The request:
Look through the material below. Copy each line that contains the string "στάθμης".

Input:
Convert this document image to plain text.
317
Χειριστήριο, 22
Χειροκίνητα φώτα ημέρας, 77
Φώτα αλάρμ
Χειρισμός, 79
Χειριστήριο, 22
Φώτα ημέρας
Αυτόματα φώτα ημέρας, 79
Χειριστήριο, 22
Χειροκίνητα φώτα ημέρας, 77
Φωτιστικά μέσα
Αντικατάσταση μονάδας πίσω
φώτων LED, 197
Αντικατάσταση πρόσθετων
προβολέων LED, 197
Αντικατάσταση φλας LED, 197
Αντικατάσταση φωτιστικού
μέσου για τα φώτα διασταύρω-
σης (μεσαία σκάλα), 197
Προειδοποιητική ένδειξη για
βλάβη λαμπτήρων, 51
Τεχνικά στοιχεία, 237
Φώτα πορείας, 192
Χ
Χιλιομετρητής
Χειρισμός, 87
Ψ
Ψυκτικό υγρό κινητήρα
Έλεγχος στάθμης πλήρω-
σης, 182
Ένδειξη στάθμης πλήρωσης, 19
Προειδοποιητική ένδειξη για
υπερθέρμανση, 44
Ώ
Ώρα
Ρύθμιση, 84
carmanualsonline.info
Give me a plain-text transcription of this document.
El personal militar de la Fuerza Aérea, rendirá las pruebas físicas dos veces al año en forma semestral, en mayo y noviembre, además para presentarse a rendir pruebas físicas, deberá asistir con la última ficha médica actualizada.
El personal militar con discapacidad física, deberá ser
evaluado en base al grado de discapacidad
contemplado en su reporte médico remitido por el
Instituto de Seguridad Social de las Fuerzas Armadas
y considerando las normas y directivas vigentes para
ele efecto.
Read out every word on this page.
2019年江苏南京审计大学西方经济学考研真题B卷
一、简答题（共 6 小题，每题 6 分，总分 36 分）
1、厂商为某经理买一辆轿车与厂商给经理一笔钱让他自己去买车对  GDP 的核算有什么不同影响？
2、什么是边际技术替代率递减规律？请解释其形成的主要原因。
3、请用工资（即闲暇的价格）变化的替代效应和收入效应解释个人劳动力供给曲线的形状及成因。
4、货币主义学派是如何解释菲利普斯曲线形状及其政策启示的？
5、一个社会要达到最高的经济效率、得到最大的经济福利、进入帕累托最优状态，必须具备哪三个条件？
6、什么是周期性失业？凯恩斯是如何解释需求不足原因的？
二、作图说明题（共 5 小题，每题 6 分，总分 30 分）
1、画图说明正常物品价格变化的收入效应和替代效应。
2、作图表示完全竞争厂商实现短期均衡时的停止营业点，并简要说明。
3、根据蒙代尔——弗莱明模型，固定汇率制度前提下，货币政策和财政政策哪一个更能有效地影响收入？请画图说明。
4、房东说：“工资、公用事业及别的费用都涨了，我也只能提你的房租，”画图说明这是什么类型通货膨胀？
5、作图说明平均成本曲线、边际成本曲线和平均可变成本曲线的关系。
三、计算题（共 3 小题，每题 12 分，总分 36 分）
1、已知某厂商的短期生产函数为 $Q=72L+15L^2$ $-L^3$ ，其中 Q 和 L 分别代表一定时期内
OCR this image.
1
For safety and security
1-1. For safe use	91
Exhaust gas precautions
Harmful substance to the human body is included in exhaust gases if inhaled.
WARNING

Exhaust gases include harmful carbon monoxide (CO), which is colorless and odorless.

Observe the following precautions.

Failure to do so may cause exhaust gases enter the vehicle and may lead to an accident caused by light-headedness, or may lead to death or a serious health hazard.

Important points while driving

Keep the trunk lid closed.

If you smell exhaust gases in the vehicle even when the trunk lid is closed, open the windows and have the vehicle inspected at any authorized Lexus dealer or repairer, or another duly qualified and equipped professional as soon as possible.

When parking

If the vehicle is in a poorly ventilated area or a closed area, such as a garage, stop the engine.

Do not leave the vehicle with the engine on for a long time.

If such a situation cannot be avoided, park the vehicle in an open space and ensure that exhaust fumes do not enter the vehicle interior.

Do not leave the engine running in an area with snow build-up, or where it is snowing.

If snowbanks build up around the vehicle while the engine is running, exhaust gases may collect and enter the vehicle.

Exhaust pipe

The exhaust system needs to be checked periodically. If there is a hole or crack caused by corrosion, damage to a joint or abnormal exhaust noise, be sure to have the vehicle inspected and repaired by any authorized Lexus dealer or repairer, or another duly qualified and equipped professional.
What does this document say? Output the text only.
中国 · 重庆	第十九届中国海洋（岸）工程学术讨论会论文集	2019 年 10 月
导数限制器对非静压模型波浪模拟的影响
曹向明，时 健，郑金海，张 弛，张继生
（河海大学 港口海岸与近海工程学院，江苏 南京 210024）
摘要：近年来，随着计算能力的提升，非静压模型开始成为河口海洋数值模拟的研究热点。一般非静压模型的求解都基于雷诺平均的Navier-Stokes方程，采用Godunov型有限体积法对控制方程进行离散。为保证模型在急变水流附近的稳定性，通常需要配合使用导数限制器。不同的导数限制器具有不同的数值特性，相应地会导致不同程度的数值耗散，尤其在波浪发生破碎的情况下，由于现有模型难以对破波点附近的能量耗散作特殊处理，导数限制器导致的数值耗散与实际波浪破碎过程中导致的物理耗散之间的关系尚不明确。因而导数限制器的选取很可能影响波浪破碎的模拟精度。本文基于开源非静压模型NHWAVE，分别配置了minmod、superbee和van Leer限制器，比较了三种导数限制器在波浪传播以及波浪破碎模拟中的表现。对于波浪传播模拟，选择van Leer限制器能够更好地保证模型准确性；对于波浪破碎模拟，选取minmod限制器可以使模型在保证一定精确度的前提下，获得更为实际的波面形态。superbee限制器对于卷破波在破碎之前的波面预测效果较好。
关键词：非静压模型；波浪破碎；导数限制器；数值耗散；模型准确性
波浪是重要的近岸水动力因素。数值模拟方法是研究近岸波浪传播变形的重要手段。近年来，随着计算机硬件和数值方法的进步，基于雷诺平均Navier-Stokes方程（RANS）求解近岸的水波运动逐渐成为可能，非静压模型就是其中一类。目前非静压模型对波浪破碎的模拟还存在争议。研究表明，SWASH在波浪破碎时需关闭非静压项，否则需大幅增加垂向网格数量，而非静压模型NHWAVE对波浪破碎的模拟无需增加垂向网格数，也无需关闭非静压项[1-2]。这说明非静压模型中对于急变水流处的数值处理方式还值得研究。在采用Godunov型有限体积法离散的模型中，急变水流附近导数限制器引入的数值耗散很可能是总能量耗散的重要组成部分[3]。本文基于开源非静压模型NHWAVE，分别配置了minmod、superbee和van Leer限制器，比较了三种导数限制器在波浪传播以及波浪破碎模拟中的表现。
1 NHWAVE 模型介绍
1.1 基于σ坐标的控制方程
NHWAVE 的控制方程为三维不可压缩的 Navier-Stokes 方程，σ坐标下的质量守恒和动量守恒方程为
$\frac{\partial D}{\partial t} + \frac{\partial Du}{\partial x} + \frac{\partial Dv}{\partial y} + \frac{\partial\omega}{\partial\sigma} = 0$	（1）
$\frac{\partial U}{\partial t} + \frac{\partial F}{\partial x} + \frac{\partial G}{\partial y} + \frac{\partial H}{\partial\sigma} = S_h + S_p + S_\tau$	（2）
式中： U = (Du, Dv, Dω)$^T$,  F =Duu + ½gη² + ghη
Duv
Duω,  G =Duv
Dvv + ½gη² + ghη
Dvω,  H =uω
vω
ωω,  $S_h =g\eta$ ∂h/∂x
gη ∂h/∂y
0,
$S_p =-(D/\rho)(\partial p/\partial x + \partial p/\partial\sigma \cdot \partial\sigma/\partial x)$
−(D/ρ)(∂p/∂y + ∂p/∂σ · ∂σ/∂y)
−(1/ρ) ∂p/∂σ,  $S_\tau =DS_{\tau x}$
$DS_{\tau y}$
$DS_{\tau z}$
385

Result for this task:
Έλεγχος στάθμης πλήρω-
Ένδειξη στάθμης πλήρωσης, 19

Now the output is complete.